LISTED RECORDS =
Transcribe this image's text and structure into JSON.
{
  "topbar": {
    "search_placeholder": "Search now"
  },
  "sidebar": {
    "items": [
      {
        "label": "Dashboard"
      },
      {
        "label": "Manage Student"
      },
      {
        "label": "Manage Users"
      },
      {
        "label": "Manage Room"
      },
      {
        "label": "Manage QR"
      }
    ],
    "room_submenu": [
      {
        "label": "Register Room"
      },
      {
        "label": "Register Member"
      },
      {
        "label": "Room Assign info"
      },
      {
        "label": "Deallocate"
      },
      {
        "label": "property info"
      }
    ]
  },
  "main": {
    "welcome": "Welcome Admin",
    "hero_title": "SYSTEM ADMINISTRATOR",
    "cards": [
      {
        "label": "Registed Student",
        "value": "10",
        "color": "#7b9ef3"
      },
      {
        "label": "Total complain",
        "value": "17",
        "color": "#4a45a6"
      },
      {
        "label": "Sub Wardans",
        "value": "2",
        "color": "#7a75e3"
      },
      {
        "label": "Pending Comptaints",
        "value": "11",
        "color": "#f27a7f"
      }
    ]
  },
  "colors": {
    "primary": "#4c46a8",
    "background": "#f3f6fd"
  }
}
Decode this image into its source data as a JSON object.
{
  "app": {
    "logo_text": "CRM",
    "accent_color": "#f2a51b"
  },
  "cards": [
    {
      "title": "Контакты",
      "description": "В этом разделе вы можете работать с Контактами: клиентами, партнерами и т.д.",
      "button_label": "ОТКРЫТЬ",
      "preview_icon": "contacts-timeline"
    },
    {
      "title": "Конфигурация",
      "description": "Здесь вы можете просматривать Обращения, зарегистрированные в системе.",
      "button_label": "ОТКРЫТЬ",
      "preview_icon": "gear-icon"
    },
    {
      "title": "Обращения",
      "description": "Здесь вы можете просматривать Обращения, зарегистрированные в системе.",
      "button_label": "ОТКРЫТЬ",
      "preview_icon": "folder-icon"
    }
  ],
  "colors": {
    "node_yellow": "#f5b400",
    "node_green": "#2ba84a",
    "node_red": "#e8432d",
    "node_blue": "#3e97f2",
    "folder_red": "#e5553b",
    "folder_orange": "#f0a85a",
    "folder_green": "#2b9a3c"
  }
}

PROBLEM STATEMENT = Using the exact wording, write out all of the records.

SOLVED EXERCISE =
Transcribe this image's text and structure into JSON.
{
  "topbar": {
    "search_placeholder": "Search now"
  },
  "sidebar": {
    "items": [
      {
        "label": "Dashboard"
      },
      {
        "label": "Manage Student"
      },
      {
        "label": "Manage Users"
      },
      {
        "label": "Manage Room"
      },
      {
        "label": "Manage QR"
      }
    ],
    "room_submenu": [
      {
        "label": "Register Room"
      },
      {
        "label": "Register Member"
      },
      {
        "label": "Room Assign info"
      },
      {
        "label": "Deallocate"
      },
      {
        "label": "property info"
      }
    ]
  },
  "main": {
    "welcome": "Welcome Admin",
    "hero_title": "SYSTEM ADMINISTRATOR",
    "cards": [
      {
        "label": "Registed Student",
        "value": "10",
        "color": "#7b9ef3"
      },
      {
        "label": "Total complain",
        "value": "17",
        "color": "#4a45a6"
      },
      {
        "label": "Sub Wardans",
        "value": "2",
        "color": "#7a75e3"
      },
      {
        "label": "Pending Comptaints",
        "value": "11",
        "color": "#f27a7f"
      }
    ]
  },
  "colors": {
    "primary": "#4c46a8",
    "background": "#f3f6fd"
  }
}
Decode this image into its source data as a JSON object.
{
  "app": {
    "logo_text": "CRM",
    "accent_color": "#f2a51b"
  },
  "cards": [
    {
      "title": "Контакты",
      "description": "В этом разделе вы можете работать с Контактами: клиентами, партнерами и т.д.",
      "button_label": "ОТКРЫТЬ",
      "preview_icon": "contacts-timeline"
    },
    {
      "title": "Конфигурация",
      "description": "Здесь вы можете просматривать Обращения, зарегистрированные в системе.",
      "button_label": "ОТКРЫТЬ",
      "preview_icon": "gear-icon"
    },
    {
      "title": "Обращения",
      "description": "Здесь вы можете просматривать Обращения, зарегистрированные в системе.",
      "button_label": "ОТКРЫТЬ",
      "preview_icon": "folder-icon"
    }
  ],
  "colors": {
    "node_yellow": "#f5b400",
    "node_green": "#2ba84a",
    "node_red": "#e8432d",
    "node_blue": "#3e97f2",
    "folder_red": "#e5553b",
    "folder_orange": "#f0a85a",
    "folder_green": "#2b9a3c"
  }
}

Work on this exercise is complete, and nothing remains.